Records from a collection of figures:
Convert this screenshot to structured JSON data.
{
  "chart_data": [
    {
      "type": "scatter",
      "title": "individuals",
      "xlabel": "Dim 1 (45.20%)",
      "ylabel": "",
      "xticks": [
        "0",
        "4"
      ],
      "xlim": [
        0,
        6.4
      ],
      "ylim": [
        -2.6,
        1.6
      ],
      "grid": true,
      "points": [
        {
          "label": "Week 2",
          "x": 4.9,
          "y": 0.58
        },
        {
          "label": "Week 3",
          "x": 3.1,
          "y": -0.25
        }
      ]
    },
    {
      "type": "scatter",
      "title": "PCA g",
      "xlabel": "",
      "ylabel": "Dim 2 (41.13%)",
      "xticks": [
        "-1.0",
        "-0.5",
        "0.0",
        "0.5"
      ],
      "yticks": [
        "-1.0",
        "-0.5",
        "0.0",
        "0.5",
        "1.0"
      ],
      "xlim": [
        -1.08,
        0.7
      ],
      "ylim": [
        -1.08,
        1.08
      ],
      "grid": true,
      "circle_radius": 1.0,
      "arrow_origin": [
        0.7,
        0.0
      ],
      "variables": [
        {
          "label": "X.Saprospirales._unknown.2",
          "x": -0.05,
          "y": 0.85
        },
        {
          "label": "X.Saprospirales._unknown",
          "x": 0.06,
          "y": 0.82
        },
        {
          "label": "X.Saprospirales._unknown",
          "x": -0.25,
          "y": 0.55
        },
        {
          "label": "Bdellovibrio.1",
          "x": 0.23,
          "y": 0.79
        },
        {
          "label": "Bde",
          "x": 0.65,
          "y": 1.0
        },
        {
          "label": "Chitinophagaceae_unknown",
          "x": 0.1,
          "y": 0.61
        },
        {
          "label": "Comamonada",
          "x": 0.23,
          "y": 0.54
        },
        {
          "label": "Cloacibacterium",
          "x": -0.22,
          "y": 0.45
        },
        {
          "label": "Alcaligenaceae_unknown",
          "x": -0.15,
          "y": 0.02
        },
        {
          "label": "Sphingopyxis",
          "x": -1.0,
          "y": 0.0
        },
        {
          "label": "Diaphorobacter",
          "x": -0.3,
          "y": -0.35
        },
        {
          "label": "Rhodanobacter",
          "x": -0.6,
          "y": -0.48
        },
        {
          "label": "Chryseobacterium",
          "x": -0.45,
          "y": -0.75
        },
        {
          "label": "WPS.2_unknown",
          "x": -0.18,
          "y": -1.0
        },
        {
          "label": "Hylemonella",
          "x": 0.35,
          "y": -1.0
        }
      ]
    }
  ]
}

--- Exercise aim ---
Write the records out once more, exactly as shown.

--- Exercise output ---
Convert this screenshot to structured JSON data.
{
  "chart_data": [
    {
      "type": "scatter",
      "title": "individuals",
      "xlabel": "Dim 1 (45.20%)",
      "ylabel": "",
      "xticks": [
        "0",
        "4"
      ],
      "xlim": [
        0,
        6.4
      ],
      "ylim": [
        -2.6,
        1.6
      ],
      "grid": true,
      "points": [
        {
          "label": "Week 2",
          "x": 4.9,
          "y": 0.58
        },
        {
          "label": "Week 3",
          "x": 3.1,
          "y": -0.25
        }
      ]
    },
    {
      "type": "scatter",
      "title": "PCA g",
      "xlabel": "",
      "ylabel": "Dim 2 (41.13%)",
      "xticks": [
        "-1.0",
        "-0.5",
        "0.0",
        "0.5"
      ],
      "yticks": [
        "-1.0",
        "-0.5",
        "0.0",
        "0.5",
        "1.0"
      ],
      "xlim": [
        -1.08,
        0.7
      ],
      "ylim": [
        -1.08,
        1.08
      ],
      "grid": true,
      "circle_radius": 1.0,
      "arrow_origin": [
        0.7,
        0.0
      ],
      "variables": [
        {
          "label": "X.Saprospirales._unknown.2",
          "x": -0.05,
          "y": 0.85
        },
        {
          "label": "X.Saprospirales._unknown",
          "x": 0.06,
          "y": 0.82
        },
        {
          "label": "X.Saprospirales._unknown",
          "x": -0.25,
          "y": 0.55
        },
        {
          "label": "Bdellovibrio.1",
          "x": 0.23,
          "y": 0.79
        },
        {
          "label": "Bde",
          "x": 0.65,
          "y": 1.0
        },
        {
          "label": "Chitinophagaceae_unknown",
          "x": 0.1,
          "y": 0.61
        },
        {
          "label": "Comamonada",
          "x": 0.23,
          "y": 0.54
        },
        {
          "label": "Cloacibacterium",
          "x": -0.22,
          "y": 0.45
        },
        {
          "label": "Alcaligenaceae_unknown",
          "x": -0.15,
          "y": 0.02
        },
        {
          "label": "Sphingopyxis",
          "x": -1.0,
          "y": 0.0
        },
        {
          "label": "Diaphorobacter",
          "x": -0.3,
          "y": -0.35
        },
        {
          "label": "Rhodanobacter",
          "x": -0.6,
          "y": -0.48
        },
        {
          "label": "Chryseobacterium",
          "x": -0.45,
          "y": -0.75
        },
        {
          "label": "WPS.2_unknown",
          "x": -0.18,
          "y": -1.0
        },
        {
          "label": "Hylemonella",
          "x": 0.35,
          "y": -1.0
        }
      ]
    }
  ]
}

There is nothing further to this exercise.